- Data to use
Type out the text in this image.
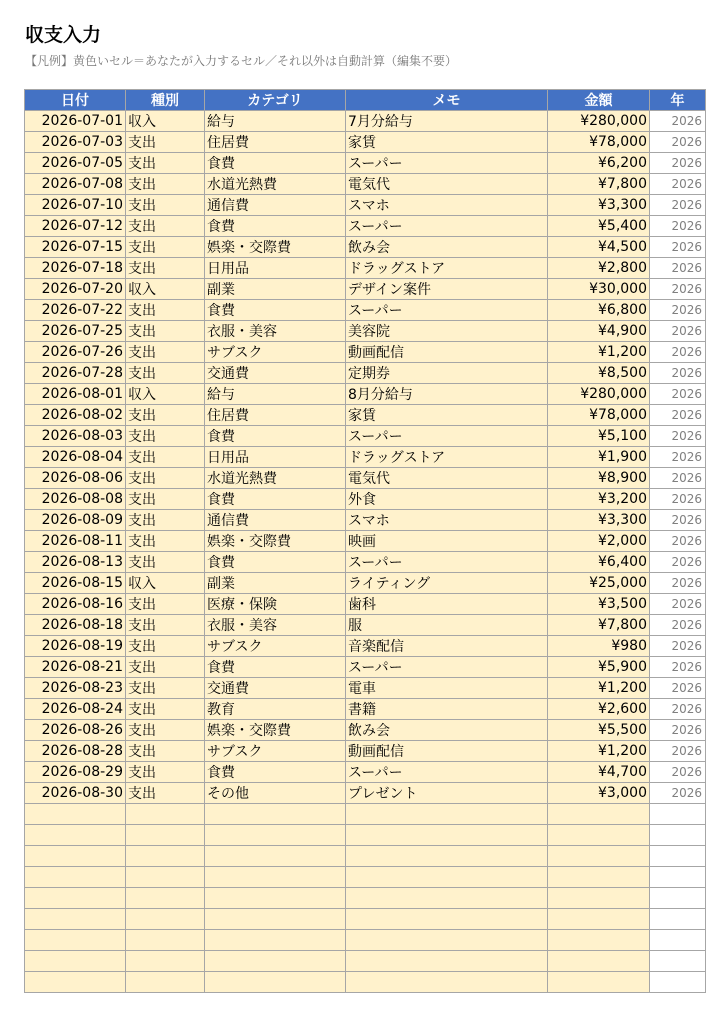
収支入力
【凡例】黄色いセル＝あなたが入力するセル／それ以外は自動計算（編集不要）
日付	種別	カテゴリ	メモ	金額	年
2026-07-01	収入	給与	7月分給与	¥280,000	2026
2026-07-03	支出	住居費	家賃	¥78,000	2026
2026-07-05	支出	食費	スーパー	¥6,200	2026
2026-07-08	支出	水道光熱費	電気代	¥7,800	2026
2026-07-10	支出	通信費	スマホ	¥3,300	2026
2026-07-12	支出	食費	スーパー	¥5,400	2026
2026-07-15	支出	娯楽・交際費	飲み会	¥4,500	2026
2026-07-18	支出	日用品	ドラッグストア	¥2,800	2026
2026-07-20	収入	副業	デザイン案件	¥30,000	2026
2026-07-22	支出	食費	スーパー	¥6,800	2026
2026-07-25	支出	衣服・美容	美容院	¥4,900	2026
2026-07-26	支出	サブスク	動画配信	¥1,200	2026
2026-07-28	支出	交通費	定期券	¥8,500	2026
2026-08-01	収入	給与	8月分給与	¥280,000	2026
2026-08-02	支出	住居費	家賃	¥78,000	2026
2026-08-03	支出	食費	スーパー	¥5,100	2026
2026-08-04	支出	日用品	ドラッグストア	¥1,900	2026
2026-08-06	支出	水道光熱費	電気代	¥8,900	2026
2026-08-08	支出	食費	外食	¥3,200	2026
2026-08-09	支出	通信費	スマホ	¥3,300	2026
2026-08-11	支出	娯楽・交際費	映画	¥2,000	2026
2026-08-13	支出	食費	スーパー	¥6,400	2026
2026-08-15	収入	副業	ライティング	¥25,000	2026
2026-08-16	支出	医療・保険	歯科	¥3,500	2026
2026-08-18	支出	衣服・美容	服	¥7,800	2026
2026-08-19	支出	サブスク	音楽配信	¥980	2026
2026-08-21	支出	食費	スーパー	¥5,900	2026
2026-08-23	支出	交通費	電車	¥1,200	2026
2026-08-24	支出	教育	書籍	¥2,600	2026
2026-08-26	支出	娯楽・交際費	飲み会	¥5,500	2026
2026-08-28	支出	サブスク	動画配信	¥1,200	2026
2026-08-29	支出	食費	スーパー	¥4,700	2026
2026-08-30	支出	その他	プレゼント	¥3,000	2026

- Problem details
Images in the data above are to be skipped. Retype all other material exactly.

- Solution below
Type out the text in this image.
収支入力
【凡例】黄色いセル＝あなたが入力するセル／それ以外は自動計算（編集不要）
日付	種別	カテゴリ	メモ	金額	年
2026-07-01	収入	給与	7月分給与	¥280,000	2026
2026-07-03	支出	住居費	家賃	¥78,000	2026
2026-07-05	支出	食費	スーパー	¥6,200	2026
2026-07-08	支出	水道光熱費	電気代	¥7,800	2026
2026-07-10	支出	通信費	スマホ	¥3,300	2026
2026-07-12	支出	食費	スーパー	¥5,400	2026
2026-07-15	支出	娯楽・交際費	飲み会	¥4,500	2026
2026-07-18	支出	日用品	ドラッグストア	¥2,800	2026
2026-07-20	収入	副業	デザイン案件	¥30,000	2026
2026-07-22	支出	食費	スーパー	¥6,800	2026
2026-07-25	支出	衣服・美容	美容院	¥4,900	2026
2026-07-26	支出	サブスク	動画配信	¥1,200	2026
2026-07-28	支出	交通費	定期券	¥8,500	2026
2026-08-01	収入	給与	8月分給与	¥280,000	2026
2026-08-02	支出	住居費	家賃	¥78,000	2026
2026-08-03	支出	食費	スーパー	¥5,100	2026
2026-08-04	支出	日用品	ドラッグストア	¥1,900	2026
2026-08-06	支出	水道光熱費	電気代	¥8,900	2026
2026-08-08	支出	食費	外食	¥3,200	2026
2026-08-09	支出	通信費	スマホ	¥3,300	2026
2026-08-11	支出	娯楽・交際費	映画	¥2,000	2026
2026-08-13	支出	食費	スーパー	¥6,400	2026
2026-08-15	収入	副業	ライティング	¥25,000	2026
2026-08-16	支出	医療・保険	歯科	¥3,500	2026
2026-08-18	支出	衣服・美容	服	¥7,800	2026
2026-08-19	支出	サブスク	音楽配信	¥980	2026
2026-08-21	支出	食費	スーパー	¥5,900	2026
2026-08-23	支出	交通費	電車	¥1,200	2026
2026-08-24	支出	教育	書籍	¥2,600	2026
2026-08-26	支出	娯楽・交際費	飲み会	¥5,500	2026
2026-08-28	支出	サブスク	動画配信	¥1,200	2026
2026-08-29	支出	食費	スーパー	¥4,700	2026
2026-08-30	支出	その他	プレゼント	¥3,000	2026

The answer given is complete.